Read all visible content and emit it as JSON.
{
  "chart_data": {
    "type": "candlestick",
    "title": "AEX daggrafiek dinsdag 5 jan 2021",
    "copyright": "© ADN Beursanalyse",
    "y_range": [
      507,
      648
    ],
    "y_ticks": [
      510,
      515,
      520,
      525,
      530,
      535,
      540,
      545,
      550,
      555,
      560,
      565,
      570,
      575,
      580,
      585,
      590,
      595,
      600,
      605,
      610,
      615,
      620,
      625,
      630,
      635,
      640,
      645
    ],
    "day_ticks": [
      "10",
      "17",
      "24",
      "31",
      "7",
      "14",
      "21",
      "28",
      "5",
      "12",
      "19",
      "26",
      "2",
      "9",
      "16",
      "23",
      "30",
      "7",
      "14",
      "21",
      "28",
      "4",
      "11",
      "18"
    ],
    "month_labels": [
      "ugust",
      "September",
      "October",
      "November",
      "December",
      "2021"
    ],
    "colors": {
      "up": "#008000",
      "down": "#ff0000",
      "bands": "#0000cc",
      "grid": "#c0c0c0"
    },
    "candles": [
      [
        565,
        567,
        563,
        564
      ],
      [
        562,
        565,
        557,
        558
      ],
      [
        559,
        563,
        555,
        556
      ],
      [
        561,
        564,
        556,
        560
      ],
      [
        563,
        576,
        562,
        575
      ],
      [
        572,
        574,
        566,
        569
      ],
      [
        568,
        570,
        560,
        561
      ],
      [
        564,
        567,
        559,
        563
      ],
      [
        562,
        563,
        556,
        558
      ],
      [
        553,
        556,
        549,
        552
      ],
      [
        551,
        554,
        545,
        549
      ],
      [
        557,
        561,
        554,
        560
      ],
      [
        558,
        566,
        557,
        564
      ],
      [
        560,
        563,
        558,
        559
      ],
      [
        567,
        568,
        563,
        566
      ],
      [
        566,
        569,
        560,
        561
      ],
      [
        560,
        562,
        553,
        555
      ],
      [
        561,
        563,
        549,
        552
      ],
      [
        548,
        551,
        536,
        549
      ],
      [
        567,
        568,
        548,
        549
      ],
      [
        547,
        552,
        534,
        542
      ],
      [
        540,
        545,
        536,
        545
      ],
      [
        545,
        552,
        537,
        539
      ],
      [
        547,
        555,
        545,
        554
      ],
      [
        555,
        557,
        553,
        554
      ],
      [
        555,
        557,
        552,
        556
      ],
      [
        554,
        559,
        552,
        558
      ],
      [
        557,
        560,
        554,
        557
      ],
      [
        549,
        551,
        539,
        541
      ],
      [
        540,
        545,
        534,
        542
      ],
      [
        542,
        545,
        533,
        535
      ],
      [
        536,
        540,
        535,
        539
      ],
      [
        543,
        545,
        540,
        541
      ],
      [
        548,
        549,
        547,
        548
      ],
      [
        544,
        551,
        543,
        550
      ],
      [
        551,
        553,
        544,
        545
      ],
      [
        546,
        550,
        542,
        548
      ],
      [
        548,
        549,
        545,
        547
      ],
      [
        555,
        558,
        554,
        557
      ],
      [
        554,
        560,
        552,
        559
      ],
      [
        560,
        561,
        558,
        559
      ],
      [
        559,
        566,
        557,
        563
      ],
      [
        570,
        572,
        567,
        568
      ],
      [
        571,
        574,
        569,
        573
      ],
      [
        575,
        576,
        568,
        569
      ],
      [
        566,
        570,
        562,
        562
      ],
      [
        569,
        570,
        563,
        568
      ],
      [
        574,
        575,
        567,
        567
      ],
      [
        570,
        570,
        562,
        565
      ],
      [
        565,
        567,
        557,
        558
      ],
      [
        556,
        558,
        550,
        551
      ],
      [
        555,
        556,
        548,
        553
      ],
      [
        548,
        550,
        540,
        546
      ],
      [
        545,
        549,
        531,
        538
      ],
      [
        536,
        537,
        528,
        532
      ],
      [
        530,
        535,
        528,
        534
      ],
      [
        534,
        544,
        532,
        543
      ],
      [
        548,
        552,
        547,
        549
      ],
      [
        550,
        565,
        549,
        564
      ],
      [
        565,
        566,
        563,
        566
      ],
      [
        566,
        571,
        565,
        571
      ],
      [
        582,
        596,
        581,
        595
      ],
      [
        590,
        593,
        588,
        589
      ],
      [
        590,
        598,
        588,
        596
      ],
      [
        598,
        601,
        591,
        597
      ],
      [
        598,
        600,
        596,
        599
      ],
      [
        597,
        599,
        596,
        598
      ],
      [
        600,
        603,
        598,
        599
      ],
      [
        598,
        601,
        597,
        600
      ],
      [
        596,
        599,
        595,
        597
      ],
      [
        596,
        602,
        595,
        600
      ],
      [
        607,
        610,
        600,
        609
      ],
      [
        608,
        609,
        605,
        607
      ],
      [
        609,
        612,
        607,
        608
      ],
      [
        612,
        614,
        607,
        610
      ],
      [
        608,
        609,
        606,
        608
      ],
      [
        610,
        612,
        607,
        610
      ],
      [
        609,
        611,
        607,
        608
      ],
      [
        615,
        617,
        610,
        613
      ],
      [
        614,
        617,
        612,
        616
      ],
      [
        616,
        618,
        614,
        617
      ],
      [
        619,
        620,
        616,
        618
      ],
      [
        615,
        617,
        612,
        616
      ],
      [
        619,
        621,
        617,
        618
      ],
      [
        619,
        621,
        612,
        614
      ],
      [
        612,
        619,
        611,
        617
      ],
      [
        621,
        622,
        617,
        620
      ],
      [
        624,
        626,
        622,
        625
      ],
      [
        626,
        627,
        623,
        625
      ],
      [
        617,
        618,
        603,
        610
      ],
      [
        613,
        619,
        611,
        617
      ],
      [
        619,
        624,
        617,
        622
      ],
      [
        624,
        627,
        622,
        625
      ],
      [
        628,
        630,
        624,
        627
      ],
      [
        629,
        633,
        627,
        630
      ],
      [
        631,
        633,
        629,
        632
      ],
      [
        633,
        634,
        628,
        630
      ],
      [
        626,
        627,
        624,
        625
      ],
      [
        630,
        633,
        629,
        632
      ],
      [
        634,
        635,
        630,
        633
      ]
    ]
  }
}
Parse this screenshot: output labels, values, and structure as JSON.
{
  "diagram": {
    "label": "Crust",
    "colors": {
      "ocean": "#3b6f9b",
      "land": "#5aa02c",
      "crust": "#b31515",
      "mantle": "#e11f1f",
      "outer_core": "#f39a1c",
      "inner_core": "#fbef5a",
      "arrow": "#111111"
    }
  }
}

__Description of the task__: Go through the listing above and restate it word for word.

__Task result__:
Read all visible content and emit it as JSON.
{
  "chart_data": {
    "type": "candlestick",
    "title": "AEX daggrafiek dinsdag 5 jan 2021",
    "copyright": "© ADN Beursanalyse",
    "y_range": [
      507,
      648
    ],
    "y_ticks": [
      510,
      515,
      520,
      525,
      530,
      535,
      540,
      545,
      550,
      555,
      560,
      565,
      570,
      575,
      580,
      585,
      590,
      595,
      600,
      605,
      610,
      615,
      620,
      625,
      630,
      635,
      640,
      645
    ],
    "day_ticks": [
      "10",
      "17",
      "24",
      "31",
      "7",
      "14",
      "21",
      "28",
      "5",
      "12",
      "19",
      "26",
      "2",
      "9",
      "16",
      "23",
      "30",
      "7",
      "14",
      "21",
      "28",
      "4",
      "11",
      "18"
    ],
    "month_labels": [
      "ugust",
      "September",
      "October",
      "November",
      "December",
      "2021"
    ],
    "colors": {
      "up": "#008000",
      "down": "#ff0000",
      "bands": "#0000cc",
      "grid": "#c0c0c0"
    },
    "candles": [
      [
        565,
        567,
        563,
        564
      ],
      [
        562,
        565,
        557,
        558
      ],
      [
        559,
        563,
        555,
        556
      ],
      [
        561,
        564,
        556,
        560
      ],
      [
        563,
        576,
        562,
        575
      ],
      [
        572,
        574,
        566,
        569
      ],
      [
        568,
        570,
        560,
        561
      ],
      [
        564,
        567,
        559,
        563
      ],
      [
        562,
        563,
        556,
        558
      ],
      [
        553,
        556,
        549,
        552
      ],
      [
        551,
        554,
        545,
        549
      ],
      [
        557,
        561,
        554,
        560
      ],
      [
        558,
        566,
        557,
        564
      ],
      [
        560,
        563,
        558,
        559
      ],
      [
        567,
        568,
        563,
        566
      ],
      [
        566,
        569,
        560,
        561
      ],
      [
        560,
        562,
        553,
        555
      ],
      [
        561,
        563,
        549,
        552
      ],
      [
        548,
        551,
        536,
        549
      ],
      [
        567,
        568,
        548,
        549
      ],
      [
        547,
        552,
        534,
        542
      ],
      [
        540,
        545,
        536,
        545
      ],
      [
        545,
        552,
        537,
        539
      ],
      [
        547,
        555,
        545,
        554
      ],
      [
        555,
        557,
        553,
        554
      ],
      [
        555,
        557,
        552,
        556
      ],
      [
        554,
        559,
        552,
        558
      ],
      [
        557,
        560,
        554,
        557
      ],
      [
        549,
        551,
        539,
        541
      ],
      [
        540,
        545,
        534,
        542
      ],
      [
        542,
        545,
        533,
        535
      ],
      [
        536,
        540,
        535,
        539
      ],
      [
        543,
        545,
        540,
        541
      ],
      [
        548,
        549,
        547,
        548
      ],
      [
        544,
        551,
        543,
        550
      ],
      [
        551,
        553,
        544,
        545
      ],
      [
        546,
        550,
        542,
        548
      ],
      [
        548,
        549,
        545,
        547
      ],
      [
        555,
        558,
        554,
        557
      ],
      [
        554,
        560,
        552,
        559
      ],
      [
        560,
        561,
        558,
        559
      ],
      [
        559,
        566,
        557,
        563
      ],
      [
        570,
        572,
        567,
        568
      ],
      [
        571,
        574,
        569,
        573
      ],
      [
        575,
        576,
        568,
        569
      ],
      [
        566,
        570,
        562,
        562
      ],
      [
        569,
        570,
        563,
        568
      ],
      [
        574,
        575,
        567,
        567
      ],
      [
        570,
        570,
        562,
        565
      ],
      [
        565,
        567,
        557,
        558
      ],
      [
        556,
        558,
        550,
        551
      ],
      [
        555,
        556,
        548,
        553
      ],
      [
        548,
        550,
        540,
        546
      ],
      [
        545,
        549,
        531,
        538
      ],
      [
        536,
        537,
        528,
        532
      ],
      [
        530,
        535,
        528,
        534
      ],
      [
        534,
        544,
        532,
        543
      ],
      [
        548,
        552,
        547,
        549
      ],
      [
        550,
        565,
        549,
        564
      ],
      [
        565,
        566,
        563,
        566
      ],
      [
        566,
        571,
        565,
        571
      ],
      [
        582,
        596,
        581,
        595
      ],
      [
        590,
        593,
        588,
        589
      ],
      [
        590,
        598,
        588,
        596
      ],
      [
        598,
        601,
        591,
        597
      ],
      [
        598,
        600,
        596,
        599
      ],
      [
        597,
        599,
        596,
        598
      ],
      [
        600,
        603,
        598,
        599
      ],
      [
        598,
        601,
        597,
        600
      ],
      [
        596,
        599,
        595,
        597
      ],
      [
        596,
        602,
        595,
        600
      ],
      [
        607,
        610,
        600,
        609
      ],
      [
        608,
        609,
        605,
        607
      ],
      [
        609,
        612,
        607,
        608
      ],
      [
        612,
        614,
        607,
        610
      ],
      [
        608,
        609,
        606,
        608
      ],
      [
        610,
        612,
        607,
        610
      ],
      [
        609,
        611,
        607,
        608
      ],
      [
        615,
        617,
        610,
        613
      ],
      [
        614,
        617,
        612,
        616
      ],
      [
        616,
        618,
        614,
        617
      ],
      [
        619,
        620,
        616,
        618
      ],
      [
        615,
        617,
        612,
        616
      ],
      [
        619,
        621,
        617,
        618
      ],
      [
        619,
        621,
        612,
        614
      ],
      [
        612,
        619,
        611,
        617
      ],
      [
        621,
        622,
        617,
        620
      ],
      [
        624,
        626,
        622,
        625
      ],
      [
        626,
        627,
        623,
        625
      ],
      [
        617,
        618,
        603,
        610
      ],
      [
        613,
        619,
        611,
        617
      ],
      [
        619,
        624,
        617,
        622
      ],
      [
        624,
        627,
        622,
        625
      ],
      [
        628,
        630,
        624,
        627
      ],
      [
        629,
        633,
        627,
        630
      ],
      [
        631,
        633,
        629,
        632
      ],
      [
        633,
        634,
        628,
        630
      ],
      [
        626,
        627,
        624,
        625
      ],
      [
        630,
        633,
        629,
        632
      ],
      [
        634,
        635,
        630,
        633
      ]
    ]
  }
}
Parse this screenshot: output labels, values, and structure as JSON.
{
  "diagram": {
    "label": "Crust",
    "colors": {
      "ocean": "#3b6f9b",
      "land": "#5aa02c",
      "crust": "#b31515",
      "mantle": "#e11f1f",
      "outer_core": "#f39a1c",
      "inner_core": "#fbef5a",
      "arrow": "#111111"
    }
  }
}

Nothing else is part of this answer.